* **GIVEN TASK**:
Copy out all lines carrying the word "interface".

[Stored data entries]
[START]

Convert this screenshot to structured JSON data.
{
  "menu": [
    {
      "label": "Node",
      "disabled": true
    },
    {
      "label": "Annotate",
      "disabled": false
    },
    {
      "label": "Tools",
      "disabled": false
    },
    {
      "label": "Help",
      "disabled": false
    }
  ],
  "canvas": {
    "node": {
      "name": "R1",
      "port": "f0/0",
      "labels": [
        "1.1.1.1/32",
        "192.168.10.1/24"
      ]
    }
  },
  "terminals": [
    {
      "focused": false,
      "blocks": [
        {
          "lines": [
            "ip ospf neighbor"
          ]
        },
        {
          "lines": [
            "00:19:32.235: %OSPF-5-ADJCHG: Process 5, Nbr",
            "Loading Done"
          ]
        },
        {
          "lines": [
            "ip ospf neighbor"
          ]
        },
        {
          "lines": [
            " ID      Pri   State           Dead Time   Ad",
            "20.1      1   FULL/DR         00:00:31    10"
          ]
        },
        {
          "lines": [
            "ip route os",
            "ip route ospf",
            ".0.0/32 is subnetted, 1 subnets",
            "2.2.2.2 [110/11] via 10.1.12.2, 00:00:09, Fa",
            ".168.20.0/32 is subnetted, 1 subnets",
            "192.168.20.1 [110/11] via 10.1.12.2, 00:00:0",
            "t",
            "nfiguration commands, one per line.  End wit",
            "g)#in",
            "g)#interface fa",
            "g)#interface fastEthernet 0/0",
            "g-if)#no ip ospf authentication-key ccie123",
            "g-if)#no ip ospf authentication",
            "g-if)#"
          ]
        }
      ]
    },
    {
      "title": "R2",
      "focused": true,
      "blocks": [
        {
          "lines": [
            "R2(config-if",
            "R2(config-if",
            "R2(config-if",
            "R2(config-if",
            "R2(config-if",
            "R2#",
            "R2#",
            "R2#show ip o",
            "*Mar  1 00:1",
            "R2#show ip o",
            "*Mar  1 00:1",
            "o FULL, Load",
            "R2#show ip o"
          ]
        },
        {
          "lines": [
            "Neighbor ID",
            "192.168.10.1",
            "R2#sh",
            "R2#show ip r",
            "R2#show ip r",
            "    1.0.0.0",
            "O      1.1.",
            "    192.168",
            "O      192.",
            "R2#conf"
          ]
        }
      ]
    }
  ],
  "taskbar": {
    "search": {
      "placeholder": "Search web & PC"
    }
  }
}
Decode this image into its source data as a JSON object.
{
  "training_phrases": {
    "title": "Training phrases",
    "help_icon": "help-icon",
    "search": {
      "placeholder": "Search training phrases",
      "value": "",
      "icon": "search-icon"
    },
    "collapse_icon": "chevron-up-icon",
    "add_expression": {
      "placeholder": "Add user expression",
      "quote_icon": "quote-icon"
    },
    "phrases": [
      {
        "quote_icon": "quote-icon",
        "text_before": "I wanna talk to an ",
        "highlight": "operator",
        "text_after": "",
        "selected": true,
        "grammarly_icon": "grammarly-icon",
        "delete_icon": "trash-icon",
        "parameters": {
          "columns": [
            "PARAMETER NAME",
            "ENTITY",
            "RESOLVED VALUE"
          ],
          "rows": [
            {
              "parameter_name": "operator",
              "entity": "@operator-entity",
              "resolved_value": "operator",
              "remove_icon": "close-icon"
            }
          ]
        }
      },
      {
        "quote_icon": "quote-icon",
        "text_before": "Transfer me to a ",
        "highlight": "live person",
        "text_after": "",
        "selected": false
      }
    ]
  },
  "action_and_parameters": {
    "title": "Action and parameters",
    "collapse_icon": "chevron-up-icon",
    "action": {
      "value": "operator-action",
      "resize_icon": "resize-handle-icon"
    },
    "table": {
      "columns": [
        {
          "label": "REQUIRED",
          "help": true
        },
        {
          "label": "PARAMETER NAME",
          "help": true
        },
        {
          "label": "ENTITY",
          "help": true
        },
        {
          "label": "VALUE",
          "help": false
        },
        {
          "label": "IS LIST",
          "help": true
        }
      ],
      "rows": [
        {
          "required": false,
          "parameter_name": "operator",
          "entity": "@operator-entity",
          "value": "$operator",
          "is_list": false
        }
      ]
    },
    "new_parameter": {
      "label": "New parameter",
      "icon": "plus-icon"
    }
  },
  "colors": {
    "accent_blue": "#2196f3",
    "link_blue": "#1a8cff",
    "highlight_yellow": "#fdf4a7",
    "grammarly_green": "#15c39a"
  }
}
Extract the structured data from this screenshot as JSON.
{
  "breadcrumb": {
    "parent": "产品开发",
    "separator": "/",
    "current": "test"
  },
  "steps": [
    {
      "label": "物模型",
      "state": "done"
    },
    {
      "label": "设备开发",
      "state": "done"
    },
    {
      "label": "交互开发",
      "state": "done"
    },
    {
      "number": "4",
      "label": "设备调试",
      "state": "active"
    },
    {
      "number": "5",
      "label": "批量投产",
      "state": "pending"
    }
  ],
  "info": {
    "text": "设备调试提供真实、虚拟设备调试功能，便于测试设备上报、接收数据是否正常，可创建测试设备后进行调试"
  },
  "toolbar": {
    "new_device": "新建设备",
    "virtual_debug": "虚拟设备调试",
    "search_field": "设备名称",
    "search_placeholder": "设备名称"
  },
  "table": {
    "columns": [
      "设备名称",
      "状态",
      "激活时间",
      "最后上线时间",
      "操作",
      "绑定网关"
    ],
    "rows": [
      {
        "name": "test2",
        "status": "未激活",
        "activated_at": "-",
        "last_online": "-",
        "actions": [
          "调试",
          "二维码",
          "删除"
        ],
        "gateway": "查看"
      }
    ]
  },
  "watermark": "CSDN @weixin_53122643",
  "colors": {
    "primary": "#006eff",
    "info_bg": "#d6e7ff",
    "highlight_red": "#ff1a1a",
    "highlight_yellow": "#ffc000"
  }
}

[END]

* **TASK RESPONSE**:
            "g)#interface fa",
            "g)#interface fastEthernet 0/0",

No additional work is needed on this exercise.